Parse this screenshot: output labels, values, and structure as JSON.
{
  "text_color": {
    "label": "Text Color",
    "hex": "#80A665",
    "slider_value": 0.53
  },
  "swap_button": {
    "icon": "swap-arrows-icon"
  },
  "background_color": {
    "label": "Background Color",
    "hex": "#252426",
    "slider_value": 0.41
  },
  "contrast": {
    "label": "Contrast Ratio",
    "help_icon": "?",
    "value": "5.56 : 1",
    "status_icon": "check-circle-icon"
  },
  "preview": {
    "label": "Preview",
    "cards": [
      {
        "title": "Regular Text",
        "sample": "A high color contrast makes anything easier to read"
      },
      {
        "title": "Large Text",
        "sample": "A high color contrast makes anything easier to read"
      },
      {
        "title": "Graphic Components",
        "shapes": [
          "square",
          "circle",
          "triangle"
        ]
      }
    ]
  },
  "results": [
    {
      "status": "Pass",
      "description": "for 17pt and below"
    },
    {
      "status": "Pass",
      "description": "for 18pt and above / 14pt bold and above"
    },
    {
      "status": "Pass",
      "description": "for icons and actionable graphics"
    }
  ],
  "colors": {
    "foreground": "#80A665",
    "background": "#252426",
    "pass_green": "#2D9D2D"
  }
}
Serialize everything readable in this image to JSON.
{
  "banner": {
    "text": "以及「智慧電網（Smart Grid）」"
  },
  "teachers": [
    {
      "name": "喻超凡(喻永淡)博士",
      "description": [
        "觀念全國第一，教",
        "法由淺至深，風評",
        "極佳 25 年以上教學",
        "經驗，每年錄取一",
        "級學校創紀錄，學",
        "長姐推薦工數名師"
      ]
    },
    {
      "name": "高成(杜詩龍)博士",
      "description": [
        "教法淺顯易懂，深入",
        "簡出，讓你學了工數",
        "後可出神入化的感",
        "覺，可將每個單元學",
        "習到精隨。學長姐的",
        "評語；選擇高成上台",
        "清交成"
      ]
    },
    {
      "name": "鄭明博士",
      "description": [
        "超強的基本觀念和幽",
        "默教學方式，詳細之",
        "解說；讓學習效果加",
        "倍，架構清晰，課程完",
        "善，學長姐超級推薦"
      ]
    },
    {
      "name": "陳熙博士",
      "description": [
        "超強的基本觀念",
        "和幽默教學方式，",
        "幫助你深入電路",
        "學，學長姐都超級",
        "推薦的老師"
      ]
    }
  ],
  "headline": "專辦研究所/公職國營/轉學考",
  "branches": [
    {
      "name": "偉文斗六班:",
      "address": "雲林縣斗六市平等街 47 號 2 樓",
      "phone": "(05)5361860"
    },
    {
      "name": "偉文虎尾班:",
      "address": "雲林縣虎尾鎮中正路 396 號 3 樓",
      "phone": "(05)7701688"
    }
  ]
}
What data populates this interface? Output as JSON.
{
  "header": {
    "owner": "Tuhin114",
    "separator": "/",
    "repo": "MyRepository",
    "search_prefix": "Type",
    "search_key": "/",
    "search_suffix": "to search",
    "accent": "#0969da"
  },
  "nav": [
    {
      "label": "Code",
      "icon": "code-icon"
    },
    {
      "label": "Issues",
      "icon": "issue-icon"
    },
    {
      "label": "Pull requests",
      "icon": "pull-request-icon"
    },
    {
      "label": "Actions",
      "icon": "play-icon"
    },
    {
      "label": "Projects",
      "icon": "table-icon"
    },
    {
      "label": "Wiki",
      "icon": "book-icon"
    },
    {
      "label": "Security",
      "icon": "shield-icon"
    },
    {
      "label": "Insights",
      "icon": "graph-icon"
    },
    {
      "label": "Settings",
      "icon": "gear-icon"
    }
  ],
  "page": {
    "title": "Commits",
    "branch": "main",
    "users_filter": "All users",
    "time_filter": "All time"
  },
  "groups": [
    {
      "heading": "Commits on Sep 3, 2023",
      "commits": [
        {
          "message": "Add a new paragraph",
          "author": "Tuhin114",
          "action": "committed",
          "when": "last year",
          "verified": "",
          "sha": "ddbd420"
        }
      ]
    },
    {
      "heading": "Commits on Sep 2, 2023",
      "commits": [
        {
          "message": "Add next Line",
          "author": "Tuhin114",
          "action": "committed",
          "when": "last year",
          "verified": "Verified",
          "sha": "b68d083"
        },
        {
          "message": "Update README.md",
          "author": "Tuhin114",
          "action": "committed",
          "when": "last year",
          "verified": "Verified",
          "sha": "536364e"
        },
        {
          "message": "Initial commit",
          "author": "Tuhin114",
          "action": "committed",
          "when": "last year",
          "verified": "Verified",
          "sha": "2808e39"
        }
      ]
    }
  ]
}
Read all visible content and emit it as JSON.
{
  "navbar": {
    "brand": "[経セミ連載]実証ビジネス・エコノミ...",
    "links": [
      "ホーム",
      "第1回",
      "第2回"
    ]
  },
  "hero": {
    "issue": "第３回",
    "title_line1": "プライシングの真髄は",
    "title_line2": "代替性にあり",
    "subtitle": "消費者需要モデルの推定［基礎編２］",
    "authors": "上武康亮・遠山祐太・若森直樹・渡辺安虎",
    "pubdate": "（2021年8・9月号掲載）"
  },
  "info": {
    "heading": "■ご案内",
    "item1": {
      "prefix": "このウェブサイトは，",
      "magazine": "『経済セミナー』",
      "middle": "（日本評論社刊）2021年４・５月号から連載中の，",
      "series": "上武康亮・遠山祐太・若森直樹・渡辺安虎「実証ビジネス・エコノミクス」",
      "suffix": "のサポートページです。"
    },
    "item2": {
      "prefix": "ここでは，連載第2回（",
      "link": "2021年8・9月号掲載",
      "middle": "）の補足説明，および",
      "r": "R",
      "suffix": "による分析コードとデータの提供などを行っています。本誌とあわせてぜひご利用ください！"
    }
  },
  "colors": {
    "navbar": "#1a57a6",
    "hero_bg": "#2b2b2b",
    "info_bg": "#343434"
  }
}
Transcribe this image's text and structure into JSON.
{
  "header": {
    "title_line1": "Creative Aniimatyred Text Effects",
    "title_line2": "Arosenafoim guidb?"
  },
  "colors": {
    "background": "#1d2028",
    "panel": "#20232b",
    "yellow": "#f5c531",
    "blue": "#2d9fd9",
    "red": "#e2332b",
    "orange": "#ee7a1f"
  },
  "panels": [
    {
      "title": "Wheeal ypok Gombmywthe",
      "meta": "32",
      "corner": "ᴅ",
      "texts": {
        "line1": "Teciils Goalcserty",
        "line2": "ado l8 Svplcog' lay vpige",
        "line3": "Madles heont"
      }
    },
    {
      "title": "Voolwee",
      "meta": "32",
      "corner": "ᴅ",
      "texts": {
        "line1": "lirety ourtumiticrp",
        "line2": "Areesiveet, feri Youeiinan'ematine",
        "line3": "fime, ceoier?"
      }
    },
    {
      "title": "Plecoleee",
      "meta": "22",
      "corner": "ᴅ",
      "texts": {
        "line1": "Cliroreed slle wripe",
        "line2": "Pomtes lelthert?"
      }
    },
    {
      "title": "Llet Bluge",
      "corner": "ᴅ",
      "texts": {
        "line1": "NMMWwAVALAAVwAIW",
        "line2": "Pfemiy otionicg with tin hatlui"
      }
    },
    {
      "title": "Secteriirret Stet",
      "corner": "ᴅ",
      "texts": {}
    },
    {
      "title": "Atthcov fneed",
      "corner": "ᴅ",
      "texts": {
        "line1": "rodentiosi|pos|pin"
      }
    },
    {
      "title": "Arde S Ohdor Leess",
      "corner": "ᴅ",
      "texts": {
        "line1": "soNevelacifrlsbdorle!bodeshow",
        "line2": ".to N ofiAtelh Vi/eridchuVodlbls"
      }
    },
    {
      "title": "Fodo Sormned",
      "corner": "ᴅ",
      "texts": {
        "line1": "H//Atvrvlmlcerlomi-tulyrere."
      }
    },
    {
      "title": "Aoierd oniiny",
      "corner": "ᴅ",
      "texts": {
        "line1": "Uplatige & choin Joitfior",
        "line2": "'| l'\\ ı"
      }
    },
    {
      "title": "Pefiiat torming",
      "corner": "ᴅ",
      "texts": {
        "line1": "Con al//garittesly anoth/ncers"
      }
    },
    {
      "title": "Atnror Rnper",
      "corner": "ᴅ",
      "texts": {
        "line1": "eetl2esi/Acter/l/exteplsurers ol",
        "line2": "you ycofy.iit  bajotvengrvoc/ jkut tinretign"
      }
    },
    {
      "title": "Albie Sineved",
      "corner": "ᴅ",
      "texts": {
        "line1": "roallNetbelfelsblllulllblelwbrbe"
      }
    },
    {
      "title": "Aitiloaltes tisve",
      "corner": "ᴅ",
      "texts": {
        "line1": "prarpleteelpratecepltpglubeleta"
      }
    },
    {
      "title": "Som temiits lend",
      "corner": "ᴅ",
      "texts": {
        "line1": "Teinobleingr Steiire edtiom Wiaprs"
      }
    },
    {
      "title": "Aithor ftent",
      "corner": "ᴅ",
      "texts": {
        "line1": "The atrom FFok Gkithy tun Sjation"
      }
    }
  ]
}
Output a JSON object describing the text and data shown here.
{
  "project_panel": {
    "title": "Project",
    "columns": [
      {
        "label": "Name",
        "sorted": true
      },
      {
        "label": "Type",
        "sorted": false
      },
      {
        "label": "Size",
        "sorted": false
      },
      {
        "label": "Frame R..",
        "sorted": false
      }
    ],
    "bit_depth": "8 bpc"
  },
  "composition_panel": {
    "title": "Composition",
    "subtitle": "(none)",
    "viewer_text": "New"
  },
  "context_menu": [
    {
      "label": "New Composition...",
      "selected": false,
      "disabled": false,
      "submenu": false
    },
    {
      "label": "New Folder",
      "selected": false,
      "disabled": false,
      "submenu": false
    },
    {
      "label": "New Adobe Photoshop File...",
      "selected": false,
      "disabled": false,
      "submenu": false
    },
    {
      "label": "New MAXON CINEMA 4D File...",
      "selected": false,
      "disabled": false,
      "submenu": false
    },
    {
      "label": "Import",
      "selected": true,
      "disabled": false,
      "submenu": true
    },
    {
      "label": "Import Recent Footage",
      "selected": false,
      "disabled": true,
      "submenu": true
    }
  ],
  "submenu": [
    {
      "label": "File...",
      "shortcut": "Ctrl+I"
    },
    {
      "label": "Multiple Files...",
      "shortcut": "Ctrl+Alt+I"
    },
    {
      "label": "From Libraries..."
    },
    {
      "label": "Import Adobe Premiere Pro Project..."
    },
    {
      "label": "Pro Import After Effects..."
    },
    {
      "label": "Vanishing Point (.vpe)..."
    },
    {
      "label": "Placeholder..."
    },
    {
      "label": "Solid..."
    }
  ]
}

────────────────────

From the records above, pull out every line containing the word "Effects".

• WRITTEN ANSWER:
    "title_line1": "Creative Aniimatyred Text Effects",
      "label": "Pro Import After Effects..."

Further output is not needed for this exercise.